▶ **Direction**: List every line of the entries below that contains the string "dashed", matching case exactly.

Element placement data

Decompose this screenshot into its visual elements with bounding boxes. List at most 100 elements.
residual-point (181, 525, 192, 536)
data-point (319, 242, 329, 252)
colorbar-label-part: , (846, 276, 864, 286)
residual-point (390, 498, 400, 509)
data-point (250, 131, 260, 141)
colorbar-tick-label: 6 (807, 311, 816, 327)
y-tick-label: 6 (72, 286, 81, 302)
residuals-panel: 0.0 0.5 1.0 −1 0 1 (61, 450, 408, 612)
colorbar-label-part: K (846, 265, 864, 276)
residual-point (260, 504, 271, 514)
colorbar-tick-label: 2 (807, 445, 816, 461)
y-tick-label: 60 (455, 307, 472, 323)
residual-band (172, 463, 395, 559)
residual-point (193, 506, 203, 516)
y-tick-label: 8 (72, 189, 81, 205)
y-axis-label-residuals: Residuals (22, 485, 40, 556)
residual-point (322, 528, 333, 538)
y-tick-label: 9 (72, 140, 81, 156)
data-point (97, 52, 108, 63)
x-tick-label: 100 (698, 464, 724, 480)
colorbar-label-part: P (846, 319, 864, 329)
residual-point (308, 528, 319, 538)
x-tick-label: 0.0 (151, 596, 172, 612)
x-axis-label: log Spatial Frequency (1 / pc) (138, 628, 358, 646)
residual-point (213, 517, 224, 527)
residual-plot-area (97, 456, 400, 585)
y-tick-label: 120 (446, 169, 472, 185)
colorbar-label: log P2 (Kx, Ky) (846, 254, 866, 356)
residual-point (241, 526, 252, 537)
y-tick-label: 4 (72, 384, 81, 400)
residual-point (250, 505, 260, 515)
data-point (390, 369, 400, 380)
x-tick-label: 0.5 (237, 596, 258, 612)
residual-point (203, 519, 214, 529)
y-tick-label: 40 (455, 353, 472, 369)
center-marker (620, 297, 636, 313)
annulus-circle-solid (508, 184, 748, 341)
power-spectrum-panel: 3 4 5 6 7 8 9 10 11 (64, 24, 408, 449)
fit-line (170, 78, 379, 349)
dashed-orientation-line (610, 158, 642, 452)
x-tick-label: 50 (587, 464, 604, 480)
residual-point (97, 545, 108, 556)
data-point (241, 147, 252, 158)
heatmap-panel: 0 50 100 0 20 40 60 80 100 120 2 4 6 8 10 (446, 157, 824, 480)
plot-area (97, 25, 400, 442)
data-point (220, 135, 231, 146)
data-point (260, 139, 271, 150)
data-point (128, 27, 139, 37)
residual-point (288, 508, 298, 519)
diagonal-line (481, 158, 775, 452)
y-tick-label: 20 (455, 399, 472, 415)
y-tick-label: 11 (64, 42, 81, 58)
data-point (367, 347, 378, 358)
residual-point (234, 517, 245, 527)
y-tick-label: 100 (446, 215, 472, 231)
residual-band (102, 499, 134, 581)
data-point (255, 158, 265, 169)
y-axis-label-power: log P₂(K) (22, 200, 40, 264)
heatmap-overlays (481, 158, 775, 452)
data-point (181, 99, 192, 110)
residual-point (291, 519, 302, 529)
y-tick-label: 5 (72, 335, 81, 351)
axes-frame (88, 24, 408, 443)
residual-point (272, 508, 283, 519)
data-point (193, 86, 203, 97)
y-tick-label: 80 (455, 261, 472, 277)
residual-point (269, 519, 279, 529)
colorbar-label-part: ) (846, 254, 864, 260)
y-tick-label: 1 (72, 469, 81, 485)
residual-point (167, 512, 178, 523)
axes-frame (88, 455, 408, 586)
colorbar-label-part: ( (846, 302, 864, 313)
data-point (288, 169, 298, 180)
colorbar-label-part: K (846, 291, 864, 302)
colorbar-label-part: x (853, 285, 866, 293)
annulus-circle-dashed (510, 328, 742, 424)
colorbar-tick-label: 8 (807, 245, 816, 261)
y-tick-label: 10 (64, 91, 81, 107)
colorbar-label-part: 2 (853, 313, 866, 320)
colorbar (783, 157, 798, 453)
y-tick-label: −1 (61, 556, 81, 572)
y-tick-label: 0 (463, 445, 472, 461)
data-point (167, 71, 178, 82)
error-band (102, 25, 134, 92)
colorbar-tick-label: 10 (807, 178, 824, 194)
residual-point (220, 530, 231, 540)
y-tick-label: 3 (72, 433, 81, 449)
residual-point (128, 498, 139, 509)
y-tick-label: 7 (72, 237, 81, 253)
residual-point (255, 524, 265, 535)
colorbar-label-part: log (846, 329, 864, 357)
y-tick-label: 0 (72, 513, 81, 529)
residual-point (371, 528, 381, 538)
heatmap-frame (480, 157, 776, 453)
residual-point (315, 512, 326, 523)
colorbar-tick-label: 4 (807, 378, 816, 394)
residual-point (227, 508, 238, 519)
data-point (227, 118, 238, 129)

▶ **Right answer**:
dashed-orientation-line (610, 158, 642, 452)
annulus-circle-dashed (510, 328, 742, 424)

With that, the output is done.